_THE TASK:_ From the entries below, copy every line that holds the word "change".

_TASK INPUTS:_
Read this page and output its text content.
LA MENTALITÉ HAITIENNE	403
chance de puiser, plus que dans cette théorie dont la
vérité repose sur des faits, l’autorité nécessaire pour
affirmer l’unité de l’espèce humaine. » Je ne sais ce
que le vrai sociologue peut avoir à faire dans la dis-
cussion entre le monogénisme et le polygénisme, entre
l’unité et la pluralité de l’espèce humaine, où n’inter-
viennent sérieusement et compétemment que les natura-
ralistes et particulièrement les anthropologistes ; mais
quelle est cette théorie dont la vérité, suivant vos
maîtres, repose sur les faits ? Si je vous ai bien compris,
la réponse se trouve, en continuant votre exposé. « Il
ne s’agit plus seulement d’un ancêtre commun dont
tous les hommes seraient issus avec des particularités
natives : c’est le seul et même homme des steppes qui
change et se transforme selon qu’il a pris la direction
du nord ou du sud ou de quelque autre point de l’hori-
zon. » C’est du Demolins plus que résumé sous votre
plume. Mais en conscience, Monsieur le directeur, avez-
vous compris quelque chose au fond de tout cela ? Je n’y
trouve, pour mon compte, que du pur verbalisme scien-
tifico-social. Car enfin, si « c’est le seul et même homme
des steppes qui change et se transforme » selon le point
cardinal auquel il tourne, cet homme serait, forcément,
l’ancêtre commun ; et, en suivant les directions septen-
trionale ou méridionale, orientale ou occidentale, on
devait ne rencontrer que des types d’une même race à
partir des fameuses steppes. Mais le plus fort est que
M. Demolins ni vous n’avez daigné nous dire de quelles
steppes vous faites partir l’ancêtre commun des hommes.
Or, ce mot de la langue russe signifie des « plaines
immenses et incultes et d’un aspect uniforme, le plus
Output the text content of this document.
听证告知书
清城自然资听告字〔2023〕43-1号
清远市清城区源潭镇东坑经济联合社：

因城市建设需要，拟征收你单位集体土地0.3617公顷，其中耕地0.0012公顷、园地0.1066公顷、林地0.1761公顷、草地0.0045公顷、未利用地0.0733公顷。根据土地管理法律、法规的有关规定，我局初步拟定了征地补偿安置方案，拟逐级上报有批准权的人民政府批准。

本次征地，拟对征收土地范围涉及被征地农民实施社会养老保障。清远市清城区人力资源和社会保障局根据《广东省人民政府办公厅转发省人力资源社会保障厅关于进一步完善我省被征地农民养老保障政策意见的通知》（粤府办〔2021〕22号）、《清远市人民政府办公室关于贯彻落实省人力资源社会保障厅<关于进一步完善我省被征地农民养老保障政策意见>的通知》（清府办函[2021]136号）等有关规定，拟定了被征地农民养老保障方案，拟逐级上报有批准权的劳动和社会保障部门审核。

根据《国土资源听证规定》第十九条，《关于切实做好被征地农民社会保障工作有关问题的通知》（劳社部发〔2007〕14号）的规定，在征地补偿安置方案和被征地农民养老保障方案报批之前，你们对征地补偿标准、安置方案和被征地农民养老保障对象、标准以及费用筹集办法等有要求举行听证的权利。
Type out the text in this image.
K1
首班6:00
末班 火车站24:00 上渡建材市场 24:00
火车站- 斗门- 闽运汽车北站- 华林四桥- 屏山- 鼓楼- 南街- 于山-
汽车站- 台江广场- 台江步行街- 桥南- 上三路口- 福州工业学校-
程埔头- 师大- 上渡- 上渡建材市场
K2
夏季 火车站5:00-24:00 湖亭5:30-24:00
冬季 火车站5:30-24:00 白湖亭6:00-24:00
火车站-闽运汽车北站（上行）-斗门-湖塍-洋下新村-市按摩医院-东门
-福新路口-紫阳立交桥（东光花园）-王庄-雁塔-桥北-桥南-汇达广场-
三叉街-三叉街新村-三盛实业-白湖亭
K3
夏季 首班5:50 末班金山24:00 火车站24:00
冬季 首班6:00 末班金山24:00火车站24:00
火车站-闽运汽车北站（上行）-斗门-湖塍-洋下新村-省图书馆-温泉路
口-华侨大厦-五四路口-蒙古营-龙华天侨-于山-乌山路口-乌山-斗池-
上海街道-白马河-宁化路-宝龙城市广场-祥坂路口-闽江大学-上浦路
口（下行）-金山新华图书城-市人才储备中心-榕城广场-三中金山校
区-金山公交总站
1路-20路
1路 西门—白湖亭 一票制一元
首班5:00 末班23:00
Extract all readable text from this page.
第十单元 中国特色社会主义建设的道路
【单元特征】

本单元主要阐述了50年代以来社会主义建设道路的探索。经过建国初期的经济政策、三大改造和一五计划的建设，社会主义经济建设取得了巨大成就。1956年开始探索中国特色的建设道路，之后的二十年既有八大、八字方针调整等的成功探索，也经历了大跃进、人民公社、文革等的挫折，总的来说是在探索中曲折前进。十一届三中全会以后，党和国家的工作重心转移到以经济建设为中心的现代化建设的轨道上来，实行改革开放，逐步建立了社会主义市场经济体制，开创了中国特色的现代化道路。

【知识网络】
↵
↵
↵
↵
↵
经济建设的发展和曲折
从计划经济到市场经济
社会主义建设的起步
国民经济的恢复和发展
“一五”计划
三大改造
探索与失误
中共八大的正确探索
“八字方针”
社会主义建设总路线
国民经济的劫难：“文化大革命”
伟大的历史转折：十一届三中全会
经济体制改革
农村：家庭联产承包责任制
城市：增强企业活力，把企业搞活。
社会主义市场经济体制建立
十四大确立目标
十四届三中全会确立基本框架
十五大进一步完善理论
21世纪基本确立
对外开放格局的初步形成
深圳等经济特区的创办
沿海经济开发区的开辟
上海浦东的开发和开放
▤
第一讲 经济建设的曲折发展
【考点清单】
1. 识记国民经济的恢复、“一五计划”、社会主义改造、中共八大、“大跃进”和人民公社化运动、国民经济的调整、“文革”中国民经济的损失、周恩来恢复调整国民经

_SOLUTION:_
change et se transforme selon qu’il a pris la direction
des steppes qui change et se transforme » selon le point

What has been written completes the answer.